Data to process:
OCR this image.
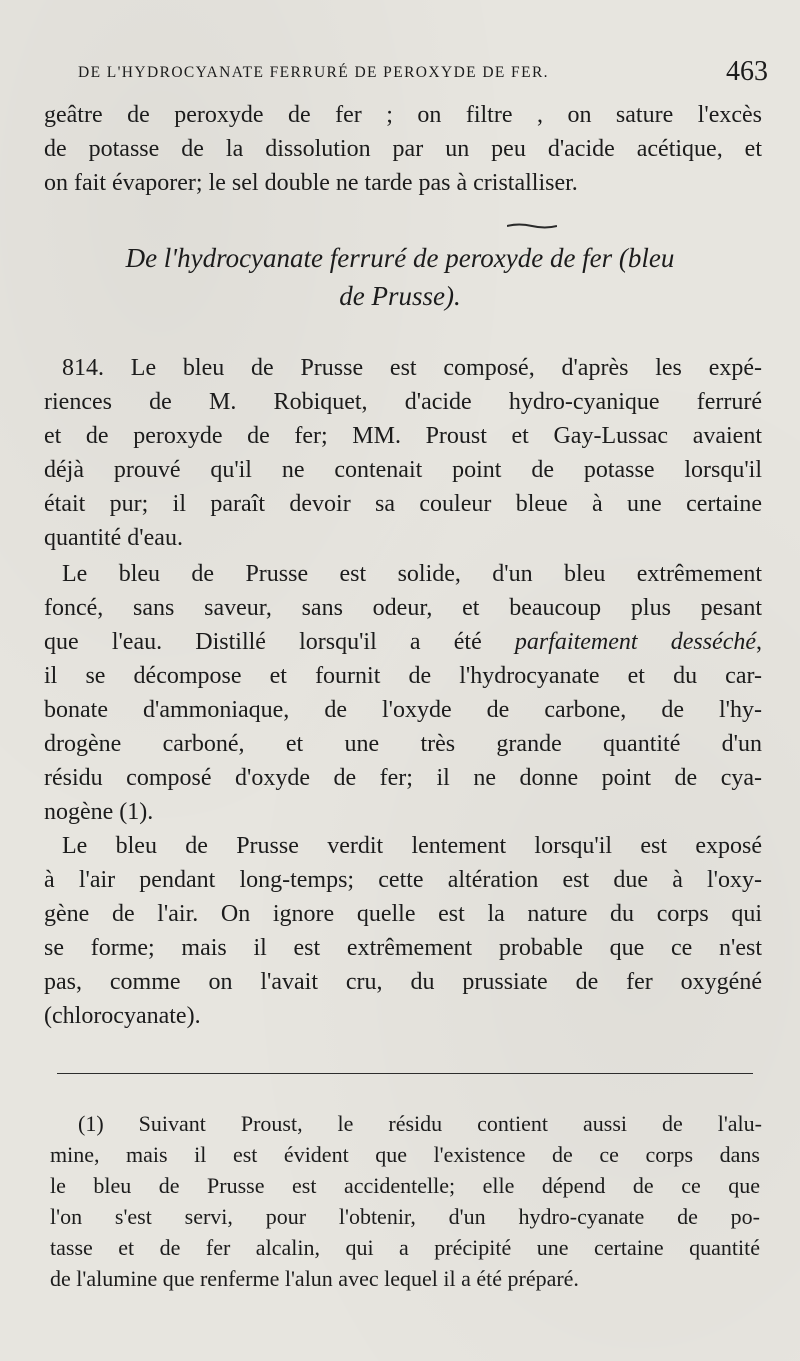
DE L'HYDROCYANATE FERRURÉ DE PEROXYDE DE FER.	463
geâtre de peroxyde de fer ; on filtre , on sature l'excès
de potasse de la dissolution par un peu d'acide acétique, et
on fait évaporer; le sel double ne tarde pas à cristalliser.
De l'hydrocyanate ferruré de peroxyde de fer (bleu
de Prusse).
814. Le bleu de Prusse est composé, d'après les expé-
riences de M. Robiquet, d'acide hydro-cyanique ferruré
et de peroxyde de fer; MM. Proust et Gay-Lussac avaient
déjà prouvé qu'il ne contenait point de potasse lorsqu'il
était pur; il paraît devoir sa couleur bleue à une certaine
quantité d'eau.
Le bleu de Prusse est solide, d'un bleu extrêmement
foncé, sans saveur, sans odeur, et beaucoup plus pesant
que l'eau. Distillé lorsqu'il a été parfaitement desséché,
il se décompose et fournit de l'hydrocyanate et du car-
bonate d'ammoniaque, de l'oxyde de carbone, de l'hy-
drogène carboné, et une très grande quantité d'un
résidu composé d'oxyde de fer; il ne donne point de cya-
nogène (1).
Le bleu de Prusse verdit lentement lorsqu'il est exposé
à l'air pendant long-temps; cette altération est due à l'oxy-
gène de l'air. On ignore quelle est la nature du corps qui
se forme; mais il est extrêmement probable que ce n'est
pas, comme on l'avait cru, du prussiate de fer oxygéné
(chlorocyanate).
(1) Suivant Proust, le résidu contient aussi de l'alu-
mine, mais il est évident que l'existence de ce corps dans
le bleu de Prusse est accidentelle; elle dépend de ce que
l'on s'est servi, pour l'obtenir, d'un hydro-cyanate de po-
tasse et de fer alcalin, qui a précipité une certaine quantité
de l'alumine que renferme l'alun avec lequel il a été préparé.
--
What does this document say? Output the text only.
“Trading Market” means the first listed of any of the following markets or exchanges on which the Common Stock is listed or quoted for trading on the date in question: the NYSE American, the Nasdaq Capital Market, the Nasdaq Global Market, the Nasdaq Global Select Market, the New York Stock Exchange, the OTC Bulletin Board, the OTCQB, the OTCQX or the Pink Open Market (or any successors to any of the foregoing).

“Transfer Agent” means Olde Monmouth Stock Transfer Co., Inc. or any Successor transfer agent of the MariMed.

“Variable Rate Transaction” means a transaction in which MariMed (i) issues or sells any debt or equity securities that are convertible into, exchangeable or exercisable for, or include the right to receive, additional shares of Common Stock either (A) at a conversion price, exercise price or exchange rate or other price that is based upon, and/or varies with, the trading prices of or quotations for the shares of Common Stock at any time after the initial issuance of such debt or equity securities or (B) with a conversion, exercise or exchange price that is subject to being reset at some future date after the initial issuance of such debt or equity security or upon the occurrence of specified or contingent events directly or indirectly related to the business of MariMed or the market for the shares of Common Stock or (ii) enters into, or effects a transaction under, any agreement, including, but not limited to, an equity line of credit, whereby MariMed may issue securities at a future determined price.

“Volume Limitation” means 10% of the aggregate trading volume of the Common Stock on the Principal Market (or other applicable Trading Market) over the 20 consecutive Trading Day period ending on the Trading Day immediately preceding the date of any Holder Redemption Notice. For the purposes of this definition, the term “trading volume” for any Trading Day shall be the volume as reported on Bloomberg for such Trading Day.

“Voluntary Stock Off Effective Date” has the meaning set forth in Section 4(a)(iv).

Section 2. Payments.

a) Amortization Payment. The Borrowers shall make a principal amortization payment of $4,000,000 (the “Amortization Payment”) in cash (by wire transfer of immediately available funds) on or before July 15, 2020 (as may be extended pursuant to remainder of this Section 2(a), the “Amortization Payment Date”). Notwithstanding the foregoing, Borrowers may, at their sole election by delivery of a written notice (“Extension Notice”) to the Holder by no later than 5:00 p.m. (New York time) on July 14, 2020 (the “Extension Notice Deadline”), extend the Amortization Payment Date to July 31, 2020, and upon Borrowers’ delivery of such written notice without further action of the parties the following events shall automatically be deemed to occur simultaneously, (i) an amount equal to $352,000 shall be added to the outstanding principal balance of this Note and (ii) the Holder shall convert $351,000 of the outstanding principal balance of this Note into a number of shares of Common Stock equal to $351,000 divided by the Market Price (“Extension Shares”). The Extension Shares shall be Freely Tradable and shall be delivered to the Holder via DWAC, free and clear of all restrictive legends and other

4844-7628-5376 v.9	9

Aim: Every line of the records that includes the word "acide" should be gathered.

Right answer:
de potasse de la dissolution par un peu d'acide acétique, et
riences de M. Robiquet, d'acide hydro-cyanique ferruré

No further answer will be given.